- [Text to read]

# # # # #

Red Hot Chili Peppers at Bonnaroo
The audience was electric with anticipation as the Red Hot Chili Peppers took the stage just after 10 p.m. at Bonnaroo Saturday.
With American tours sometimes four and five years apart from each other, and a history of long, massive international tours, Bonnaroo fans were lucky to have caught the Chili Peppers in the U.S., overflowing with energy from their January release I’m With You.
For the Red Hot Chili Peppers, the show was a chance to introduce its newest members – guitarist Josh Klinghoffer, who replaced longtime Chili Pepper John Frusciante, and Brazilian percussionist Mauro Refosco – stretch out as a band and break out some classic songs that aren’t often performed.
The show kicked off with the tribal drumbeat of I’m With You’s “Monarchy of Roses.” When the thump of Flea’s bass kicked in for the song’s funky pre-chorus, the crowd exploded as the Peppers jumped around stage like they were still teenagers trying to make it in some small Los Angeles club.
What followed was a high-energy show heavy on the jamming, with the Chili Peppers extending the intros or outros in nearly every song. They utilized the ample space during songs to jump around and dance, but during jams the band would often get right in each other’s faces, with Klinghoffer and Flea sometimes on the ground, instruments nearly touching.
The band improvised almost telepathically with highly refined chemistry. The festival atmosphere clearly brought out some oomph in the band that the stadiums they usually play in the U.S. doesn’t inspire.
The early part of the show became a sing-along as RHCP blew through hits like “Can’t Stop,” “Dani California” and “Scar Tissue.” Klinghoffer, who toured with the Chili Peppers as a second guitarist on its previous tour and collaborated with Frusciante in several other capacities, stuck to his predecessor’s rhythm guitar and harmony vocals, and used Frusciante’s melodies as jumping off points for his own guitar solos.
Throughout the show, Refosco added his own polyrhythmic textures to RHCP songs new and old. He locked in perfectly with drummer Chad Smith, adding layers of African and South American rhythms to Smith’s rock solid drumming, and making the show’s climaxes just that much more epic.
The band jumped around its recent catalog, playing “Look Around” from I’m With You, “Throw Away Your Television” from 2002’s By the Way, “Charlie” from 2006’s Stadium Arcadium, “Rain Dance Maggie” from I’m With You and hyper-funk song “Right on Time” from 1999’s Californication.
The band didn’t touch 1995’s One Hot Minute, which featured funk anthem “Aeroplane” among others. That album, the only in the RHCP catalog to feature Jane’s Addiction guitarist Dave Navarro, was made during Frsuciante’s first departure form the band. That time seems to be quietly regarded as the lost years for the Peppers, who fired Navarro after five years with him.
Klinghoffer proved himself a worthy protégé of John Frusciante as RHCP broke out “If You Have to Ask,” a P-Funk inspired rap-heavy funk song from 1991’s Blood Sugar Sex Magik. The song segued into a jam that ended on a high-speed Hendrix riff, essentially bringing the Chili Peppers guitarist lineup full circle.

# # # # #

- [Data entries]
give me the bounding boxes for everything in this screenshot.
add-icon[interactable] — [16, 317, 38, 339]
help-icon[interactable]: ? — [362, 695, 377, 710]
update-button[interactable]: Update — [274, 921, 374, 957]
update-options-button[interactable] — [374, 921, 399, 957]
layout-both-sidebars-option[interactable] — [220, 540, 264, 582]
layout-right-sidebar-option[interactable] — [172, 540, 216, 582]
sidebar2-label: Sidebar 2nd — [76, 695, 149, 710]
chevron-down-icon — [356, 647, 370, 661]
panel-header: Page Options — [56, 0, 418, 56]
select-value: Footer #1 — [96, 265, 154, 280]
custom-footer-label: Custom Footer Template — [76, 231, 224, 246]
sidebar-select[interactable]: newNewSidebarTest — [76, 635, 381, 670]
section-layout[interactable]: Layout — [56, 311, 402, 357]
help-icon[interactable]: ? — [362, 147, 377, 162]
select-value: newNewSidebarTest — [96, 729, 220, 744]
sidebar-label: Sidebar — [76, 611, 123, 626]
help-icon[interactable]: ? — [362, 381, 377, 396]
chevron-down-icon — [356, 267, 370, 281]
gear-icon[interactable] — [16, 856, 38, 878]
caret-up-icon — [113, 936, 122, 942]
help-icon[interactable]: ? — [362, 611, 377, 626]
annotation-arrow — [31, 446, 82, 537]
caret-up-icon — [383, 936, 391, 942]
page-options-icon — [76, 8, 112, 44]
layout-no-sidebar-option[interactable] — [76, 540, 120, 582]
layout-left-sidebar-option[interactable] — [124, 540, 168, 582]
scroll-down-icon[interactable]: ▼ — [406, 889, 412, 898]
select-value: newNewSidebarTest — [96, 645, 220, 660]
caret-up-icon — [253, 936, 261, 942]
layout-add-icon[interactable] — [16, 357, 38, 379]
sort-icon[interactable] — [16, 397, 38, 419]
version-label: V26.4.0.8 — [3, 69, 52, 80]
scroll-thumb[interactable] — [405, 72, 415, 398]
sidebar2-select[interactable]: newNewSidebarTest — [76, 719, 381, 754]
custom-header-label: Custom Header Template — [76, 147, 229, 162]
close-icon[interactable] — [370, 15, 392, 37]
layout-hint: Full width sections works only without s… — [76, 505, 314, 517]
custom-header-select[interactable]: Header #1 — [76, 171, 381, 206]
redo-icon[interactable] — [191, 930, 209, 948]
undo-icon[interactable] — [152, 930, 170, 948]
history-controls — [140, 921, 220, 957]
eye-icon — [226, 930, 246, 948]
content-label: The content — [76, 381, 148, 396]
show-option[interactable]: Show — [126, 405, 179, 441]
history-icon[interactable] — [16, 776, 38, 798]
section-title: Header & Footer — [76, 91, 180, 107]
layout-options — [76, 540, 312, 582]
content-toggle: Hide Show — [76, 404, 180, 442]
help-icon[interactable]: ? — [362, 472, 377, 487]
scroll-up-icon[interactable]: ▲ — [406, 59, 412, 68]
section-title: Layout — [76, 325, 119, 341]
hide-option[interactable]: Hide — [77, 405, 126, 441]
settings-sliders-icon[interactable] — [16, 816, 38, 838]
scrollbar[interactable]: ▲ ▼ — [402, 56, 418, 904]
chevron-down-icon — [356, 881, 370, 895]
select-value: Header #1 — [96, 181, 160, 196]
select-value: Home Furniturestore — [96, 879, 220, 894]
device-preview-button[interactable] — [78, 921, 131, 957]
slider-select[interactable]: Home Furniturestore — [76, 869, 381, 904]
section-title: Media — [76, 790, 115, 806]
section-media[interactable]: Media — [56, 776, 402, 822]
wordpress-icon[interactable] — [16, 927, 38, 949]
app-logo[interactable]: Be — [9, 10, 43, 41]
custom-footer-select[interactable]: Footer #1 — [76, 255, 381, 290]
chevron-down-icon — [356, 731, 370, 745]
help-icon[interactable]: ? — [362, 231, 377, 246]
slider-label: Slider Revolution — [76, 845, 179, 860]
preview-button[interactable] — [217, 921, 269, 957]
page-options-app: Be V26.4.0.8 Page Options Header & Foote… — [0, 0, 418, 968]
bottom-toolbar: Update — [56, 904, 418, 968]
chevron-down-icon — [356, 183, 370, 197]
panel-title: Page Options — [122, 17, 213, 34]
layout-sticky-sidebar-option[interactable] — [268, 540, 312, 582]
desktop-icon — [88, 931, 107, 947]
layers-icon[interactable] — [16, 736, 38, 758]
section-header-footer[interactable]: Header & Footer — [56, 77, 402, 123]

# # # # #

- [Exercise set]
- A) Do these statements agree with the Bonnaroo concert review? Answer yes or no for each and quote the words of the review that decide it. (i) The show opened with "Monarchy of Roses." (ii) The band played songs from One Hot Minute. (iii) Klinghoffer had toured with the band before as a second guitarist.
- B) How would you sum up the Bonnaroo concert review in two sentences?
- C) Can you write the next part of the review of the Chili Peppers' Bonnaroo set, picking up after its final sentence?

- [Answers to the exercises]
- A)
(i) Yes: "The show kicked off with the tribal drumbeat of I’m With You’s “Monarchy of Roses.”"
(ii) No: "The band didn’t touch 1995’s One Hot Minute"
(iii) Yes: "toured with the Chili Peppers as a second guitarist on its previous tour"

- B) The Red Hot Chili Peppers played a high-energy, jam-heavy Bonnaroo set that introduced new members Josh Klinghoffer and Mauro Refosco and mixed hits like "Can’t Stop" and "Scar Tissue" with songs from their recent catalog. Klinghoffer built on John Frusciante’s parts while Refosco added polyrhythmic layers to Chad Smith’s drumming, and the band skipped One Hot Minute entirely.

- C)
Not only is Hendrix an obvious influence on Frusciante and Klinghoffer’s playing, but the echoes of Jimi’s psychedelic blues chops can be heard in original RHCP guitarist Hillel Slovak. He influenced Frusciante, a huge fan of the Peppers prior to joining the band, who in turn collaborated with and clearly left a musical mark on Klinghoffer.
“Factory of Faith” was followed by a beautiful Bonnaroo moment when it seemed as if they entire crowd was singing “Under the Bridge” with Anthony Kiedis. To bring the energy back up, the band played its rocked out cover of Stevie Wonder’s “Higher Ground,” which the band recorded on 1989’s Mother’s Milk. The set ended with two spacey jams that turned into fan favorites “Californication” and “By the Way.”
The encore started with Refosco, who would soon be trading off with Smith. After some serious percussion jamming, Klinghoffer joined in. Before picking up his bass, Flea came out on stage walking gracefully on his hands for a good part of the jam. The band busted into another seldom-performed classic from Blood Sugar Sex Magik, the hard rocking “Suck My Kiss.” After playing new song “Ethiopia,” the band closed with an animated performance of “Give it Away.”
The band turned the end of the song into yet another epic improvisational section. And when it seemed like it was over, Flea kept playing his bass, giving the band one more chance to morph soft, melodic sounds into hard rocking riffs.
There’s something to be said about taking a band that’s used to playing arenas and outdoor pavilions in America and dropping them on Bonnaroo, one of the country’s premier music festivals. The Red Hot Chili Peppers did not take this opportunity and responsibility lightly, digging into their catalog, pulling out all their musical tricks and playing a show that should definitely go down in RHCP history as one of the most ambitious, tight, high-energy shows the band has played.
Although the band lost an otherworldly presence when John Frusciante left the band, the Red Hot Chili Peppers are clearly moving forward full force.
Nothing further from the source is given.